**Entries supplied**

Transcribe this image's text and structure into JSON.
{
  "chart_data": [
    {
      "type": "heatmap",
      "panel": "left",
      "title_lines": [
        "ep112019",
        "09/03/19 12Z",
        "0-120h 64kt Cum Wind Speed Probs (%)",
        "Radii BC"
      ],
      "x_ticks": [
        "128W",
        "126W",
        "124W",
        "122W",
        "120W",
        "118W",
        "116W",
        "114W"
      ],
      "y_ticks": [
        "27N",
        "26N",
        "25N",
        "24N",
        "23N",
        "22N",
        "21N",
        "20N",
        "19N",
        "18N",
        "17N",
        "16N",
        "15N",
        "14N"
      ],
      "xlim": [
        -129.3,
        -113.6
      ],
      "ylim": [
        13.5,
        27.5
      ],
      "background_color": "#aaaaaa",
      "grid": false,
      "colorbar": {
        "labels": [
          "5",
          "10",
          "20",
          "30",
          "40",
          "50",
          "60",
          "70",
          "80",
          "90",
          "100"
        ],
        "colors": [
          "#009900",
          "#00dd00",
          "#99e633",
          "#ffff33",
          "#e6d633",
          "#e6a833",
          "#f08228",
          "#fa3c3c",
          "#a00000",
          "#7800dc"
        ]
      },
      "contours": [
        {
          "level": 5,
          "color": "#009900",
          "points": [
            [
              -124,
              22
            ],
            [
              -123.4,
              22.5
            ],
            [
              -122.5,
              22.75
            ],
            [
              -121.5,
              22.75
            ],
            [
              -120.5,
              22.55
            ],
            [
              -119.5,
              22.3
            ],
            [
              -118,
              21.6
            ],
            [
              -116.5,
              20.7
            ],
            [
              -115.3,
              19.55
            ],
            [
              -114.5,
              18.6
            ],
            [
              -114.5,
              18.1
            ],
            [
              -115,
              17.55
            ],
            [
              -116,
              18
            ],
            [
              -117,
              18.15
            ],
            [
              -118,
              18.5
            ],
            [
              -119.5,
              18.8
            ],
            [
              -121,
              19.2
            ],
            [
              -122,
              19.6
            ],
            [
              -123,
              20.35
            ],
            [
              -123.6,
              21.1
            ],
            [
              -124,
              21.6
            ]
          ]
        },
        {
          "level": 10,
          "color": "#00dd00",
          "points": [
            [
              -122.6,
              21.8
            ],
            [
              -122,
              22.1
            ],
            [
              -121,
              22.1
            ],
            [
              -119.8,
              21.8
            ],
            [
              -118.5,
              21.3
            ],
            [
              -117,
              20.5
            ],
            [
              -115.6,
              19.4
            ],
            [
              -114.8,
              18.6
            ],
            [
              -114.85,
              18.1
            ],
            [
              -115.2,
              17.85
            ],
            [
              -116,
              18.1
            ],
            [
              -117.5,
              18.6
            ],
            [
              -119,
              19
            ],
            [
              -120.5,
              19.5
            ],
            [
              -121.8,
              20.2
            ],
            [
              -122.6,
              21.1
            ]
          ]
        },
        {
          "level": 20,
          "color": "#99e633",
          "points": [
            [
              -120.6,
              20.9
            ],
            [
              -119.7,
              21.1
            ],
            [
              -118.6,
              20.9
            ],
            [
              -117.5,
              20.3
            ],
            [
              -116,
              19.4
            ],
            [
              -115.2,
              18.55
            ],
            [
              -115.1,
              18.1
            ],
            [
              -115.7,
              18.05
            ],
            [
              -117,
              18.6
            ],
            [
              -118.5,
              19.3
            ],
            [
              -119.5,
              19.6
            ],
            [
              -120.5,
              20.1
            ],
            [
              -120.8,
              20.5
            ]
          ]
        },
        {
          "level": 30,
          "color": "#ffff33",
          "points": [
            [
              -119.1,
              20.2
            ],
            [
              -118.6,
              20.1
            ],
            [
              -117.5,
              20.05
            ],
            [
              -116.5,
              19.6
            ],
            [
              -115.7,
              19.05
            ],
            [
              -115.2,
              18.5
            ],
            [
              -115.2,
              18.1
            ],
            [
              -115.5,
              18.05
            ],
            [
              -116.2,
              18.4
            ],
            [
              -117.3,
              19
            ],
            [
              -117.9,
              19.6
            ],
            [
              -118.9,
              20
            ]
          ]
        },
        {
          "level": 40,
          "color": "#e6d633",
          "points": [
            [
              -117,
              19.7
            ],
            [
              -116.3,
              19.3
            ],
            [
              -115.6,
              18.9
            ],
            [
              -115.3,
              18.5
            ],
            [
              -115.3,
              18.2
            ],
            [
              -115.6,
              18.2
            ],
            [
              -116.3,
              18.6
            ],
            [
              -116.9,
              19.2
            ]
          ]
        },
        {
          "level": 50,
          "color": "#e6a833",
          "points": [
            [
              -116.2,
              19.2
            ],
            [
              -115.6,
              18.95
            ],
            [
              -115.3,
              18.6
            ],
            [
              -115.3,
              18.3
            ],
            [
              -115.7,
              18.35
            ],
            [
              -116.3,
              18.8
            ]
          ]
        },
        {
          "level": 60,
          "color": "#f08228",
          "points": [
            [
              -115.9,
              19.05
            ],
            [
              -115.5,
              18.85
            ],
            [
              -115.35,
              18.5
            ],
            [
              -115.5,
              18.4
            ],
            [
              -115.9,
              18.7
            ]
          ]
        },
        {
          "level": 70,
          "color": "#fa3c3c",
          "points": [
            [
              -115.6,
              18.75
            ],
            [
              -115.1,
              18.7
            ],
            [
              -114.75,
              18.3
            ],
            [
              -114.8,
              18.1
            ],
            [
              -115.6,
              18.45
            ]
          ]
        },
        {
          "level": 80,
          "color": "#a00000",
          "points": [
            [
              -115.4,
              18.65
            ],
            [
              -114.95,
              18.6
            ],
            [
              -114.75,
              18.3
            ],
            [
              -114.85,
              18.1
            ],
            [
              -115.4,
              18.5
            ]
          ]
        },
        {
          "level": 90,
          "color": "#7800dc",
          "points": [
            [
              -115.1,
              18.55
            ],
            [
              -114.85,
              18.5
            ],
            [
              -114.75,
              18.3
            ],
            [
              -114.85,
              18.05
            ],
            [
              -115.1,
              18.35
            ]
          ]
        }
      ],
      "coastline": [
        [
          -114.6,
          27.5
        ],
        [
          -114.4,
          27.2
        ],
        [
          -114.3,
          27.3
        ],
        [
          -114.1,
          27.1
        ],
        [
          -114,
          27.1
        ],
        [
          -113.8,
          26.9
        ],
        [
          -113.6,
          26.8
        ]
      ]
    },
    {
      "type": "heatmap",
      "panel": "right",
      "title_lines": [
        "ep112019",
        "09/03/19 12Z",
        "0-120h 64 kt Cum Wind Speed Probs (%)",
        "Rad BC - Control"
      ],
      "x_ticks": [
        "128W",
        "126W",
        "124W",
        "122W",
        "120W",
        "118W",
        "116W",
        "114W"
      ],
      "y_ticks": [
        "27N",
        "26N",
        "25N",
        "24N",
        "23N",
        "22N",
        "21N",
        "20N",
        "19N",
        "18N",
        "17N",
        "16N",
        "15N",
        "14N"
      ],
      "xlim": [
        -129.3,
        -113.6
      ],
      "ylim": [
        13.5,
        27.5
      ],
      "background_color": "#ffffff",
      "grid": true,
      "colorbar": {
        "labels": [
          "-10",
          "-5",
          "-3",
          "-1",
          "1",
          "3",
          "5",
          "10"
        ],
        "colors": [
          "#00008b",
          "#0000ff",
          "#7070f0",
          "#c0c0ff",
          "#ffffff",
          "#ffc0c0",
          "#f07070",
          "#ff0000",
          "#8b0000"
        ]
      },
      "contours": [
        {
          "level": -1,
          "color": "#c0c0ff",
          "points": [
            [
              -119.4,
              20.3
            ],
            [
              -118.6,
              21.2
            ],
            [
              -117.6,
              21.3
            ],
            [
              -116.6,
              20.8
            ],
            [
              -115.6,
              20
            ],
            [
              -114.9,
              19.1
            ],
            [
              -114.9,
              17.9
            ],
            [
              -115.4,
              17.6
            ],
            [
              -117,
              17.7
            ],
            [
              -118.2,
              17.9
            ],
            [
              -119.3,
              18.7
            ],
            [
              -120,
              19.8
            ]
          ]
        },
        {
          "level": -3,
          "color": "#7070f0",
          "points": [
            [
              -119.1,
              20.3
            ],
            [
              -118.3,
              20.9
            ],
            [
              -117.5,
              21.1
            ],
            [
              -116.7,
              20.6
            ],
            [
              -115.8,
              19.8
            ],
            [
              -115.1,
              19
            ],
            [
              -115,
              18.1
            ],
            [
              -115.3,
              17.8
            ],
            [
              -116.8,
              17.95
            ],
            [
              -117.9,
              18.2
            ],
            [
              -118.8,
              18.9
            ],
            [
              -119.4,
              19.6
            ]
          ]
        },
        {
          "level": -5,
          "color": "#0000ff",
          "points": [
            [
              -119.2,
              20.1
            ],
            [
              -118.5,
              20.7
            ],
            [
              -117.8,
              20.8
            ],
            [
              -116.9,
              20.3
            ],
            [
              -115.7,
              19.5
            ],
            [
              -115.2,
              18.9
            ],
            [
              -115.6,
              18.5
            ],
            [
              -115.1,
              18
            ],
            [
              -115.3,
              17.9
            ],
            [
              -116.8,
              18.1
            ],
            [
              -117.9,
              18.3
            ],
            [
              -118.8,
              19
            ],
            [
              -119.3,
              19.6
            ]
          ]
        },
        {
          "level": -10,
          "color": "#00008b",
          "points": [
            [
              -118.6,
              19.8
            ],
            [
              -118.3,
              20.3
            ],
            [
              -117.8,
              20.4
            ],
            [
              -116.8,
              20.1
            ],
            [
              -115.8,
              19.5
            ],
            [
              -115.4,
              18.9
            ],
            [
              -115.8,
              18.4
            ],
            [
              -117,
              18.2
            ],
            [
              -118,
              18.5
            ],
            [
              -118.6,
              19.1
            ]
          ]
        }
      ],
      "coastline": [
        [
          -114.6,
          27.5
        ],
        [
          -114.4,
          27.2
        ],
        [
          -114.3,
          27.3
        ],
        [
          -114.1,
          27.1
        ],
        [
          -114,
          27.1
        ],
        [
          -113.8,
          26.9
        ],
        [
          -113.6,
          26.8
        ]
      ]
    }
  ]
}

**Job**
Find the word "Speed" in the data and copy out each line where it turns up.

**Output for this exercise**
        "0-120h 64kt Cum Wind Speed Probs (%)",
        "0-120h 64 kt Cum Wind Speed Probs (%)",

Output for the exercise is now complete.